** begin **
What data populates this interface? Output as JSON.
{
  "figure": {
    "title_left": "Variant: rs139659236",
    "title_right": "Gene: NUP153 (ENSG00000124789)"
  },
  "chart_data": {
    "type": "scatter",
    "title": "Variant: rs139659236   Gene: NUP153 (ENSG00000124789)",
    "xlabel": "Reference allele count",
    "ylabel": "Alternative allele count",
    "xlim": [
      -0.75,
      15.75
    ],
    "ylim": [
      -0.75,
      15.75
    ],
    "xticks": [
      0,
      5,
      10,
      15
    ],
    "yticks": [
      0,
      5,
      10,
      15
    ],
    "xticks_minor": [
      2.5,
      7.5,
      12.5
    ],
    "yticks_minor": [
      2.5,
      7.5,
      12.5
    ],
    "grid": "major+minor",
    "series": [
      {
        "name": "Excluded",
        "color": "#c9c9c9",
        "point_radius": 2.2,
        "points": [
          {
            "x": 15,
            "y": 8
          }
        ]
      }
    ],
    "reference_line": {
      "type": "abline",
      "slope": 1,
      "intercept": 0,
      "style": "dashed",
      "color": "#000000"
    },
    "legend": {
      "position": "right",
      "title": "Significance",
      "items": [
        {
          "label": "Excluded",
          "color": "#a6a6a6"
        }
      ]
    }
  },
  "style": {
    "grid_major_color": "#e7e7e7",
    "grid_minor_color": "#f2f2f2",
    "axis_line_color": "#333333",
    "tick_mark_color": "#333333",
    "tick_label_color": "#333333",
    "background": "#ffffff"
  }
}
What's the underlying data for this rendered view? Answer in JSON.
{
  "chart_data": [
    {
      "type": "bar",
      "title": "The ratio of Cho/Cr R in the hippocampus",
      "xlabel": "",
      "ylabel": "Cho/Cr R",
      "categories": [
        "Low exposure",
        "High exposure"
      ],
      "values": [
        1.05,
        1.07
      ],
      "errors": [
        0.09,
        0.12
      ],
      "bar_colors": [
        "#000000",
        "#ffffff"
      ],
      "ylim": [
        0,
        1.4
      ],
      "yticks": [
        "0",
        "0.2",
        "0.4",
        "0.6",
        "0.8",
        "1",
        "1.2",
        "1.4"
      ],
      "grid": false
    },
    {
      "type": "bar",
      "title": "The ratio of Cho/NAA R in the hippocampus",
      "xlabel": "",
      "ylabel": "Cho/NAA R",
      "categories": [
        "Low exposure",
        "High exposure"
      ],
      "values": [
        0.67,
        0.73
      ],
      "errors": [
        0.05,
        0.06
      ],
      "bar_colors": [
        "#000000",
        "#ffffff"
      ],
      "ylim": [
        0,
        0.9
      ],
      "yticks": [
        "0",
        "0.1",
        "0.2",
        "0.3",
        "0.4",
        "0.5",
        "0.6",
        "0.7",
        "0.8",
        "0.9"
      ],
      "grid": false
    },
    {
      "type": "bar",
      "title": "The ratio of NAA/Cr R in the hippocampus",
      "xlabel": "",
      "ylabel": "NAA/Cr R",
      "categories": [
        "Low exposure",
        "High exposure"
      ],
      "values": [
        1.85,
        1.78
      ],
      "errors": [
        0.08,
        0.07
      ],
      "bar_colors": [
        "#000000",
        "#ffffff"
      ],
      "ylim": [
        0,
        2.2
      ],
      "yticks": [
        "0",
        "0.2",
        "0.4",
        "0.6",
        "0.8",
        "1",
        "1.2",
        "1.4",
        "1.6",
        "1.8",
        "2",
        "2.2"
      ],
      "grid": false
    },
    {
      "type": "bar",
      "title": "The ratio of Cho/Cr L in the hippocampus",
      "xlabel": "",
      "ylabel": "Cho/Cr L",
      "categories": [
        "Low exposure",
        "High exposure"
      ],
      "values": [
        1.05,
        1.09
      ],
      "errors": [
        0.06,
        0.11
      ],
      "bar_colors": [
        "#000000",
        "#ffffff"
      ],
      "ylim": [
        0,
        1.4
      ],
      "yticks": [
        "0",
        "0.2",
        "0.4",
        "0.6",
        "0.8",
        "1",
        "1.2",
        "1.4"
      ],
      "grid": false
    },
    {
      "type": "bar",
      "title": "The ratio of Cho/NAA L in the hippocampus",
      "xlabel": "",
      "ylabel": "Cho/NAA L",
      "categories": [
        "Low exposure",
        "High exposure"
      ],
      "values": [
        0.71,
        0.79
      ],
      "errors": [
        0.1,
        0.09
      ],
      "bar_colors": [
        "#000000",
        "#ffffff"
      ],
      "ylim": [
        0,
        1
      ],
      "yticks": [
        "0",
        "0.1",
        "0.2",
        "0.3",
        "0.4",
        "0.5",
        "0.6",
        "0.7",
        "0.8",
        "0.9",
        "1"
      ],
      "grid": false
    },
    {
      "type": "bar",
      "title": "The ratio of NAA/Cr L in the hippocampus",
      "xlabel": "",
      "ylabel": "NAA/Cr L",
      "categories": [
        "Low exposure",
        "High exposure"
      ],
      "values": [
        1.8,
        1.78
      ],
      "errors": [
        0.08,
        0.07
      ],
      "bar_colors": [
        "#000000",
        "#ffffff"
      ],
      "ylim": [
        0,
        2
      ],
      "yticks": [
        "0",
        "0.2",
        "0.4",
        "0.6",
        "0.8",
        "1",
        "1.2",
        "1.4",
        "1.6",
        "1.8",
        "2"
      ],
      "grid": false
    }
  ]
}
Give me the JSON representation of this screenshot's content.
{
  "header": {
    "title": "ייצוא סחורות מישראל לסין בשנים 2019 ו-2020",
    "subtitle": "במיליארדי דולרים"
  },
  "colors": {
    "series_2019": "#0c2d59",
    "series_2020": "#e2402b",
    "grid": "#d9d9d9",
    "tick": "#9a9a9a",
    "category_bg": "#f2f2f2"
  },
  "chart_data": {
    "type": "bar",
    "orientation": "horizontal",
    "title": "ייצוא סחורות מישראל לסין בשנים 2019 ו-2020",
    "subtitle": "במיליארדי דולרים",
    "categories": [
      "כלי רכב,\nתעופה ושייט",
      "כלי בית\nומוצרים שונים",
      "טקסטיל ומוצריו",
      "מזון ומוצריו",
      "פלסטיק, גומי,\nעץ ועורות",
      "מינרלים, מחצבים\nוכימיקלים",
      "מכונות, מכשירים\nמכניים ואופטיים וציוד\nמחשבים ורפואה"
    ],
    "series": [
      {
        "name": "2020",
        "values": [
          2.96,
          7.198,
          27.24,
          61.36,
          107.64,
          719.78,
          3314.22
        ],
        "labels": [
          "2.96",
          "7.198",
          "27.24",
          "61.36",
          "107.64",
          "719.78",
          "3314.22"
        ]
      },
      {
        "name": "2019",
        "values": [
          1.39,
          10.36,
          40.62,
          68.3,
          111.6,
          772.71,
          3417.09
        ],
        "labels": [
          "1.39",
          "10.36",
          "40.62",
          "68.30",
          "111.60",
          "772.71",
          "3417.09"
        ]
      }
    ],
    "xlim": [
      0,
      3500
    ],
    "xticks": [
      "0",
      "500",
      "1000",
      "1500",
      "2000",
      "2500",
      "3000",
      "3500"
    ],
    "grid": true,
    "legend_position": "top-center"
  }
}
** end **
**Stated exercise**
Extract every line above exactly as it stands.

**Exercise solution**
What data populates this interface? Output as JSON.
{
  "figure": {
    "title_left": "Variant: rs139659236",
    "title_right": "Gene: NUP153 (ENSG00000124789)"
  },
  "chart_data": {
    "type": "scatter",
    "title": "Variant: rs139659236   Gene: NUP153 (ENSG00000124789)",
    "xlabel": "Reference allele count",
    "ylabel": "Alternative allele count",
    "xlim": [
      -0.75,
      15.75
    ],
    "ylim": [
      -0.75,
      15.75
    ],
    "xticks": [
      0,
      5,
      10,
      15
    ],
    "yticks": [
      0,
      5,
      10,
      15
    ],
    "xticks_minor": [
      2.5,
      7.5,
      12.5
    ],
    "yticks_minor": [
      2.5,
      7.5,
      12.5
    ],
    "grid": "major+minor",
    "series": [
      {
        "name": "Excluded",
        "color": "#c9c9c9",
        "point_radius": 2.2,
        "points": [
          {
            "x": 15,
            "y": 8
          }
        ]
      }
    ],
    "reference_line": {
      "type": "abline",
      "slope": 1,
      "intercept": 0,
      "style": "dashed",
      "color": "#000000"
    },
    "legend": {
      "position": "right",
      "title": "Significance",
      "items": [
        {
          "label": "Excluded",
          "color": "#a6a6a6"
        }
      ]
    }
  },
  "style": {
    "grid_major_color": "#e7e7e7",
    "grid_minor_color": "#f2f2f2",
    "axis_line_color": "#333333",
    "tick_mark_color": "#333333",
    "tick_label_color": "#333333",
    "background": "#ffffff"
  }
}
What's the underlying data for this rendered view? Answer in JSON.
{
  "chart_data": [
    {
      "type": "bar",
      "title": "The ratio of Cho/Cr R in the hippocampus",
      "xlabel": "",
      "ylabel": "Cho/Cr R",
      "categories": [
        "Low exposure",
        "High exposure"
      ],
      "values": [
        1.05,
        1.07
      ],
      "errors": [
        0.09,
        0.12
      ],
      "bar_colors": [
        "#000000",
        "#ffffff"
      ],
      "ylim": [
        0,
        1.4
      ],
      "yticks": [
        "0",
        "0.2",
        "0.4",
        "0.6",
        "0.8",
        "1",
        "1.2",
        "1.4"
      ],
      "grid": false
    },
    {
      "type": "bar",
      "title": "The ratio of Cho/NAA R in the hippocampus",
      "xlabel": "",
      "ylabel": "Cho/NAA R",
      "categories": [
        "Low exposure",
        "High exposure"
      ],
      "values": [
        0.67,
        0.73
      ],
      "errors": [
        0.05,
        0.06
      ],
      "bar_colors": [
        "#000000",
        "#ffffff"
      ],
      "ylim": [
        0,
        0.9
      ],
      "yticks": [
        "0",
        "0.1",
        "0.2",
        "0.3",
        "0.4",
        "0.5",
        "0.6",
        "0.7",
        "0.8",
        "0.9"
      ],
      "grid": false
    },
    {
      "type": "bar",
      "title": "The ratio of NAA/Cr R in the hippocampus",
      "xlabel": "",
      "ylabel": "NAA/Cr R",
      "categories": [
        "Low exposure",
        "High exposure"
      ],
      "values": [
        1.85,
        1.78
      ],
      "errors": [
        0.08,
        0.07
      ],
      "bar_colors": [
        "#000000",
        "#ffffff"
      ],
      "ylim": [
        0,
        2.2
      ],
      "yticks": [
        "0",
        "0.2",
        "0.4",
        "0.6",
        "0.8",
        "1",
        "1.2",
        "1.4",
        "1.6",
        "1.8",
        "2",
        "2.2"
      ],
      "grid": false
    },
    {
      "type": "bar",
      "title": "The ratio of Cho/Cr L in the hippocampus",
      "xlabel": "",
      "ylabel": "Cho/Cr L",
      "categories": [
        "Low exposure",
        "High exposure"
      ],
      "values": [
        1.05,
        1.09
      ],
      "errors": [
        0.06,
        0.11
      ],
      "bar_colors": [
        "#000000",
        "#ffffff"
      ],
      "ylim": [
        0,
        1.4
      ],
      "yticks": [
        "0",
        "0.2",
        "0.4",
        "0.6",
        "0.8",
        "1",
        "1.2",
        "1.4"
      ],
      "grid": false
    },
    {
      "type": "bar",
      "title": "The ratio of Cho/NAA L in the hippocampus",
      "xlabel": "",
      "ylabel": "Cho/NAA L",
      "categories": [
        "Low exposure",
        "High exposure"
      ],
      "values": [
        0.71,
        0.79
      ],
      "errors": [
        0.1,
        0.09
      ],
      "bar_colors": [
        "#000000",
        "#ffffff"
      ],
      "ylim": [
        0,
        1
      ],
      "yticks": [
        "0",
        "0.1",
        "0.2",
        "0.3",
        "0.4",
        "0.5",
        "0.6",
        "0.7",
        "0.8",
        "0.9",
        "1"
      ],
      "grid": false
    },
    {
      "type": "bar",
      "title": "The ratio of NAA/Cr L in the hippocampus",
      "xlabel": "",
      "ylabel": "NAA/Cr L",
      "categories": [
        "Low exposure",
        "High exposure"
      ],
      "values": [
        1.8,
        1.78
      ],
      "errors": [
        0.08,
        0.07
      ],
      "bar_colors": [
        "#000000",
        "#ffffff"
      ],
      "ylim": [
        0,
        2
      ],
      "yticks": [
        "0",
        "0.2",
        "0.4",
        "0.6",
        "0.8",
        "1",
        "1.2",
        "1.4",
        "1.6",
        "1.8",
        "2"
      ],
      "grid": false
    }
  ]
}
Give me the JSON representation of this screenshot's content.
{
  "header": {
    "title": "ייצוא סחורות מישראל לסין בשנים 2019 ו-2020",
    "subtitle": "במיליארדי דולרים"
  },
  "colors": {
    "series_2019": "#0c2d59",
    "series_2020": "#e2402b",
    "grid": "#d9d9d9",
    "tick": "#9a9a9a",
    "category_bg": "#f2f2f2"
  },
  "chart_data": {
    "type": "bar",
    "orientation": "horizontal",
    "title": "ייצוא סחורות מישראל לסין בשנים 2019 ו-2020",
    "subtitle": "במיליארדי דולרים",
    "categories": [
      "כלי רכב,\nתעופה ושייט",
      "כלי בית\nומוצרים שונים",
      "טקסטיל ומוצריו",
      "מזון ומוצריו",
      "פלסטיק, גומי,\nעץ ועורות",
      "מינרלים, מחצבים\nוכימיקלים",
      "מכונות, מכשירים\nמכניים ואופטיים וציוד\nמחשבים ורפואה"
    ],
    "series": [
      {
        "name": "2020",
        "values": [
          2.96,
          7.198,
          27.24,
          61.36,
          107.64,
          719.78,
          3314.22
        ],
        "labels": [
          "2.96",
          "7.198",
          "27.24",
          "61.36",
          "107.64",
          "719.78",
          "3314.22"
        ]
      },
      {
        "name": "2019",
        "values": [
          1.39,
          10.36,
          40.62,
          68.3,
          111.6,
          772.71,
          3417.09
        ],
        "labels": [
          "1.39",
          "10.36",
          "40.62",
          "68.30",
          "111.60",
          "772.71",
          "3417.09"
        ]
      }
    ],
    "xlim": [
      0,
      3500
    ],
    "xticks": [
      "0",
      "500",
      "1000",
      "1500",
      "2000",
      "2500",
      "3000",
      "3500"
    ],
    "grid": true,
    "legend_position": "top-center"
  }
}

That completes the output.